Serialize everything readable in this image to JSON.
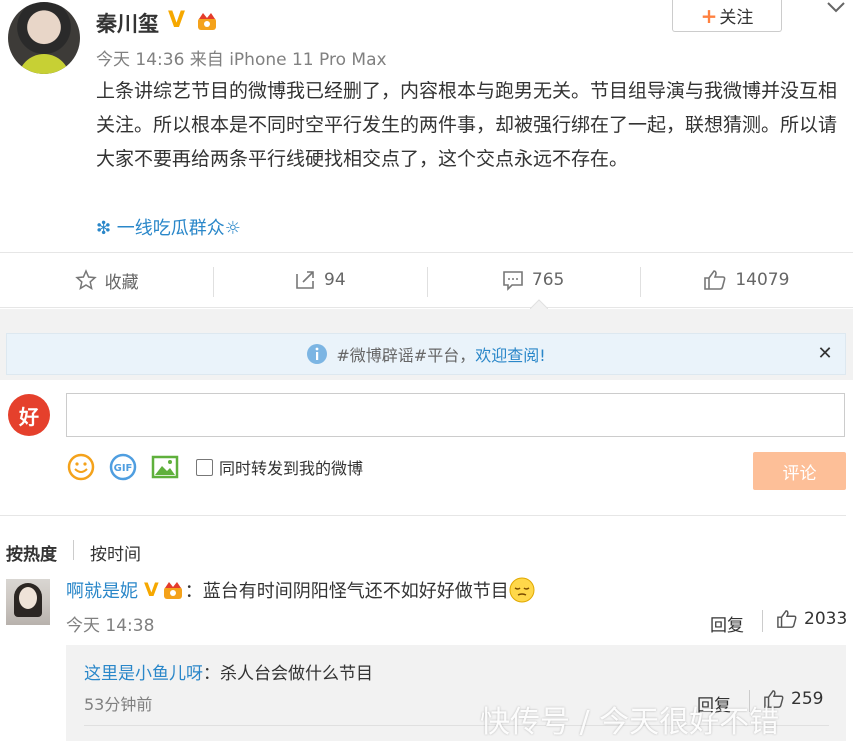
{
  "post": {
    "author": "秦川玺",
    "verified_badge": "V",
    "follow_label": "关注",
    "meta": "今天 14:36 来自 iPhone 11 Pro Max",
    "text": "上条讲综艺节目的微博我已经删了，内容根本与跑男无关。节目组导演与我微博并没互相关注。所以根本是不同时空平行发生的两件事，却被强行绑在了一起，联想猜测。所以请大家不要再给两条平行线硬找相交点了，这个交点永远不存在。",
    "topic": "❇ 一线吃瓜群众☼"
  },
  "actions": {
    "favorite_label": "收藏",
    "repost_count": "94",
    "comment_count": "765",
    "like_count": "14079"
  },
  "notice": {
    "prefix": "#微博辟谣#平台，",
    "link": "欢迎查阅!"
  },
  "composer": {
    "avatar_text": "好",
    "input_value": "",
    "repost_label": "同时转发到我的微博",
    "submit_label": "评论"
  },
  "sort": {
    "hot_label": "按热度",
    "time_label": "按时间"
  },
  "comment": {
    "user": "啊就是妮",
    "verified_badge": "V",
    "text": "：蓝台有时间阴阳怪气还不如好好做节目",
    "time": "今天 14:38",
    "reply_label": "回复",
    "likes": "2033"
  },
  "sub_comment": {
    "user": "这里是小鱼儿呀",
    "text": "：杀人台会做什么节目",
    "time": "53分钟前",
    "reply_label": "回复",
    "likes": "259"
  },
  "watermark": "快传号 / 今天很好不错",
  "colors": {
    "link": "#2a87c9",
    "orange": "#ff8140",
    "submit_bg": "#fdbf98",
    "badge": "#f6a800"
  }
}
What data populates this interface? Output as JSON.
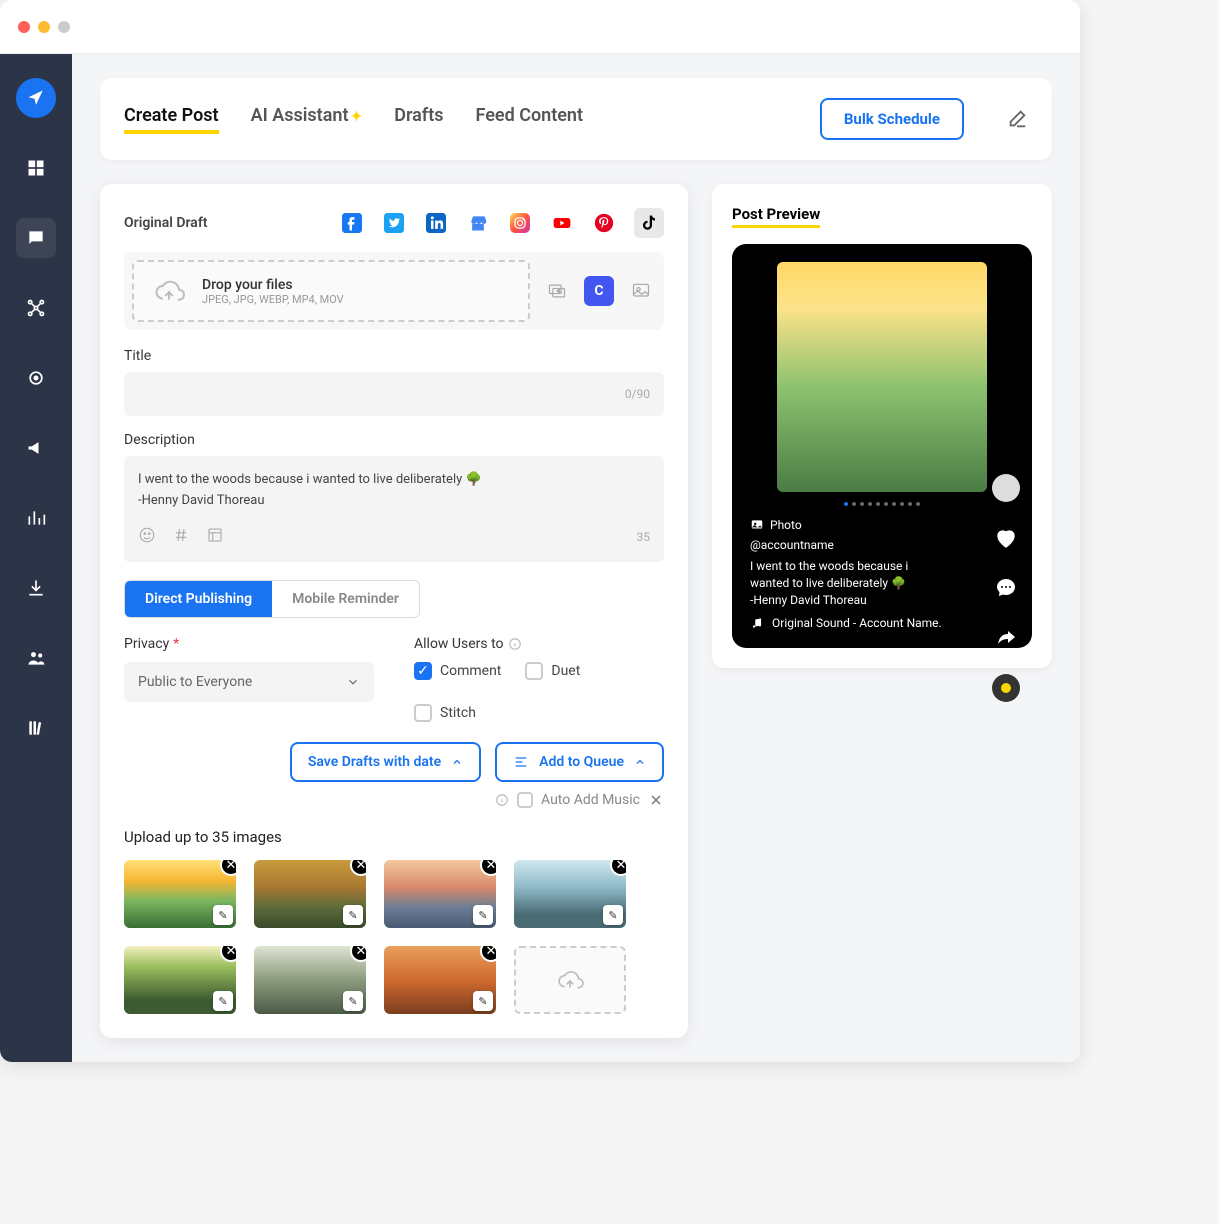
{
  "tabs": {
    "create": "Create Post",
    "ai": "AI Assistant",
    "drafts": "Drafts",
    "feed": "Feed Content"
  },
  "bulk_schedule": "Bulk Schedule",
  "editor": {
    "draft_label": "Original Draft",
    "drop_title": "Drop your files",
    "drop_sub": "JPEG, JPG, WEBP, MP4, MOV",
    "title_label": "Title",
    "title_counter": "0/90",
    "desc_label": "Description",
    "desc_text": "I went to the woods because i wanted to live deliberately 🌳\n-Henny David Thoreau",
    "desc_count": "35",
    "mode_direct": "Direct Publishing",
    "mode_mobile": "Mobile Reminder",
    "privacy_label": "Privacy",
    "privacy_value": "Public to Everyone",
    "allow_label": "Allow Users to",
    "chk_comment": "Comment",
    "chk_duet": "Duet",
    "chk_stitch": "Stitch",
    "save_btn": "Save Drafts with date",
    "queue_btn": "Add to Queue",
    "music_label": "Auto Add Music",
    "upload_label": "Upload up to 35 images"
  },
  "preview": {
    "title": "Post Preview",
    "type": "Photo",
    "handle": "@accountname",
    "desc": "I went to the woods because i wanted to live deliberately 🌳\n-Henny David Thoreau",
    "sound": "Original Sound - Account Name."
  }
}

**WHAT THE EXERCISE ASKS**
Extract the run of lines from the line holding "What data populates" through the final line of the material above, exactly and inclusively. Leave the pictures behind.

**SOLUTION TO THIS TASK**
What data populates this interface? Output as JSON.
{
  "tabs": {
    "create": "Create Post",
    "ai": "AI Assistant",
    "drafts": "Drafts",
    "feed": "Feed Content"
  },
  "bulk_schedule": "Bulk Schedule",
  "editor": {
    "draft_label": "Original Draft",
    "drop_title": "Drop your files",
    "drop_sub": "JPEG, JPG, WEBP, MP4, MOV",
    "title_label": "Title",
    "title_counter": "0/90",
    "desc_label": "Description",
    "desc_text": "I went to the woods because i wanted to live deliberately 🌳\n-Henny David Thoreau",
    "desc_count": "35",
    "mode_direct": "Direct Publishing",
    "mode_mobile": "Mobile Reminder",
    "privacy_label": "Privacy",
    "privacy_value": "Public to Everyone",
    "allow_label": "Allow Users to",
    "chk_comment": "Comment",
    "chk_duet": "Duet",
    "chk_stitch": "Stitch",
    "save_btn": "Save Drafts with date",
    "queue_btn": "Add to Queue",
    "music_label": "Auto Add Music",
    "upload_label": "Upload up to 35 images"
  },
  "preview": {
    "title": "Post Preview",
    "type": "Photo",
    "handle": "@accountname",
    "desc": "I went to the woods because i wanted to live deliberately 🌳\n-Henny David Thoreau",
    "sound": "Original Sound - Account Name."
  }
}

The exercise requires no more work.